* [Task prompt]:
Scan the listing that follows and report how many lines contain "calendar". Write the number alone.

* [Provided data]:
# # # # #

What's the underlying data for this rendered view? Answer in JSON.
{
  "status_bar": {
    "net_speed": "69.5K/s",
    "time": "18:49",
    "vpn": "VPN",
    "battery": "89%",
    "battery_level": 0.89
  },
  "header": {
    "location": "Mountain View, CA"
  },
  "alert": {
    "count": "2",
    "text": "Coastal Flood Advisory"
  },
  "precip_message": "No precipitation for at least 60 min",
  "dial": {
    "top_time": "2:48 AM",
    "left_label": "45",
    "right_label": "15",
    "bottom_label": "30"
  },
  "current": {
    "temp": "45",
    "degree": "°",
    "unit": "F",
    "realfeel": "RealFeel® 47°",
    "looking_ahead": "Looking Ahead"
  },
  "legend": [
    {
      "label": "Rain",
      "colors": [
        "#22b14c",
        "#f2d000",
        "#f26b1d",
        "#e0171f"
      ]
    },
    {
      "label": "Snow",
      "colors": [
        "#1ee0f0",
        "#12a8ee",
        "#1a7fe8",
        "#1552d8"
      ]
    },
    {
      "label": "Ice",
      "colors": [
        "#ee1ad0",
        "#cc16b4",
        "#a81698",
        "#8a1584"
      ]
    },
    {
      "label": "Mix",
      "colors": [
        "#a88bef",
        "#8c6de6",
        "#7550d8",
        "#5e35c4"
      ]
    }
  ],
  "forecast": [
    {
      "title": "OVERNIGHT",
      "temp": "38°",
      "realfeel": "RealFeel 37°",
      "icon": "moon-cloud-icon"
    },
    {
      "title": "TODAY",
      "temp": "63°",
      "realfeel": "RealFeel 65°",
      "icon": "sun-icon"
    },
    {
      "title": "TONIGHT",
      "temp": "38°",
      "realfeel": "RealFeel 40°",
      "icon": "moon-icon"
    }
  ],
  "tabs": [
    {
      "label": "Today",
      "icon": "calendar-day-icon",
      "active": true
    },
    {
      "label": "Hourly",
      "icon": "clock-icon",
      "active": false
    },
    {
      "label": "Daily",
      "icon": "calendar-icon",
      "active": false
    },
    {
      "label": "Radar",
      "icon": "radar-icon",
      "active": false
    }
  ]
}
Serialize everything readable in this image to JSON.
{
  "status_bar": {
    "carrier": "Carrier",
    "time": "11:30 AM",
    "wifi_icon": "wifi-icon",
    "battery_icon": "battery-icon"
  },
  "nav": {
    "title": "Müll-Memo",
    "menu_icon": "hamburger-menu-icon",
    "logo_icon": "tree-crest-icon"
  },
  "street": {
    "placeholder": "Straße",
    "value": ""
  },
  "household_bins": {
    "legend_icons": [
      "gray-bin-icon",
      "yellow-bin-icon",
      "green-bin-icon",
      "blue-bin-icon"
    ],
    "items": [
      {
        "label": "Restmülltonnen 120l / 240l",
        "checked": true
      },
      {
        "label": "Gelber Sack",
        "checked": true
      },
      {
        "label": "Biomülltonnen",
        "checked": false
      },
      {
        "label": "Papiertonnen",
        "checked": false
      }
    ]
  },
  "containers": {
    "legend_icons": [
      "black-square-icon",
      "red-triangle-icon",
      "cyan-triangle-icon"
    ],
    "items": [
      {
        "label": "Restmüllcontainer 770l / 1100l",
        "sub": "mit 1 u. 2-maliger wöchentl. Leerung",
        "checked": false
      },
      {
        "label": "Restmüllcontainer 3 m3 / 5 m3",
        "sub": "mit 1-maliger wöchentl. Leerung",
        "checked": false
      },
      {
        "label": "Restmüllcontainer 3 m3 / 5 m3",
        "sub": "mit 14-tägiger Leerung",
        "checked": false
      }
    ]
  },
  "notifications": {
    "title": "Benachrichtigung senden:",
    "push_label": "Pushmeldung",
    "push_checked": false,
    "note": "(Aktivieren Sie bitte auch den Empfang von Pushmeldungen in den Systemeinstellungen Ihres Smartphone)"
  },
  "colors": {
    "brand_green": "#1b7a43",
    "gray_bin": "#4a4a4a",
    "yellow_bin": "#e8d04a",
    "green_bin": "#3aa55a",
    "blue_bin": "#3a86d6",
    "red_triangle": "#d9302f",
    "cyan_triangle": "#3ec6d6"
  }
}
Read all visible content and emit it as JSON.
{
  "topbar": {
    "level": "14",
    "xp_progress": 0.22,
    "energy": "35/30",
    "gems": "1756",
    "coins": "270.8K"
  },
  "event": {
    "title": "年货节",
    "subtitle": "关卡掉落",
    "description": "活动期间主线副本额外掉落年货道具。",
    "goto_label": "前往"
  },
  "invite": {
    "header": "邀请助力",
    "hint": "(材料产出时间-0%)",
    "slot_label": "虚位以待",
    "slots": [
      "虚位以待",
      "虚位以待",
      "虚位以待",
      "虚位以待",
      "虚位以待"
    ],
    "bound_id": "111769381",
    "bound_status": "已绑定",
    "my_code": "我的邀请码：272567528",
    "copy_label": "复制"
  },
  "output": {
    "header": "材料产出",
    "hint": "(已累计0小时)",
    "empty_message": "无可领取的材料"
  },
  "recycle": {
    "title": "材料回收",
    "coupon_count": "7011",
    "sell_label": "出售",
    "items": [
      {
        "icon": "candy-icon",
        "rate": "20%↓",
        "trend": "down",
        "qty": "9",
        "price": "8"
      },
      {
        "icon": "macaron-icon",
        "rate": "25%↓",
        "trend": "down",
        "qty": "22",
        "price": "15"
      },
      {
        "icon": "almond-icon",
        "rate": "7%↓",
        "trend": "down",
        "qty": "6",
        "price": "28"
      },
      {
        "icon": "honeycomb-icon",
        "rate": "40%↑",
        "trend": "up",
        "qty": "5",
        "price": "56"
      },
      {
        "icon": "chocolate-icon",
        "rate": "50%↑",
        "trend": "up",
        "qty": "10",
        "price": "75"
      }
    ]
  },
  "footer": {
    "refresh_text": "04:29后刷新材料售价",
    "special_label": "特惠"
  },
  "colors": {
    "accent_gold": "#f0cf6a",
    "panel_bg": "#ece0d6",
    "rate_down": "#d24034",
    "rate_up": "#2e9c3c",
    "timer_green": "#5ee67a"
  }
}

# # # # #

* [Answer for the task]:
2